The request |
For every line in the records that has the word "Filipino", make a copy.

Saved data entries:
_ _ _ _ _ _ _

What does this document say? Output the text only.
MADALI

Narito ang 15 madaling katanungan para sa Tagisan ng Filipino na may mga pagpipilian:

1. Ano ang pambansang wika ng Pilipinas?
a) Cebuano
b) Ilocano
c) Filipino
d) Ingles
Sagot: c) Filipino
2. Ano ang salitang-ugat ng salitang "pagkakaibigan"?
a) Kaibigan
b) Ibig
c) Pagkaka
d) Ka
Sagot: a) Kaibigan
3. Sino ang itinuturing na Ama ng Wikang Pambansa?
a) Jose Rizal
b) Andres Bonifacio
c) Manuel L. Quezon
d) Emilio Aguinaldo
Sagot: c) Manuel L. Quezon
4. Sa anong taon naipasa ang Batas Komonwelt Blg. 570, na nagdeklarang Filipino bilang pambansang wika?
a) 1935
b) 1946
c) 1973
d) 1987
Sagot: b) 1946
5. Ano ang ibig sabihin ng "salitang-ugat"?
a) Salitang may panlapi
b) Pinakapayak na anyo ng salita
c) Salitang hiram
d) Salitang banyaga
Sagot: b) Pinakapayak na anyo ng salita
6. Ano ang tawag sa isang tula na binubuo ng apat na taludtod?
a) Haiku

_ _ _ _ _ _ _

Correct result |
Narito ang 15 madaling katanungan para sa Tagisan ng Filipino na may mga pagpipilian:
c) Filipino
Sagot: c) Filipino
4. Sa anong taon naipasa ang Batas Komonwelt Blg. 570, na nagdeklarang Filipino bilang pambansang wika?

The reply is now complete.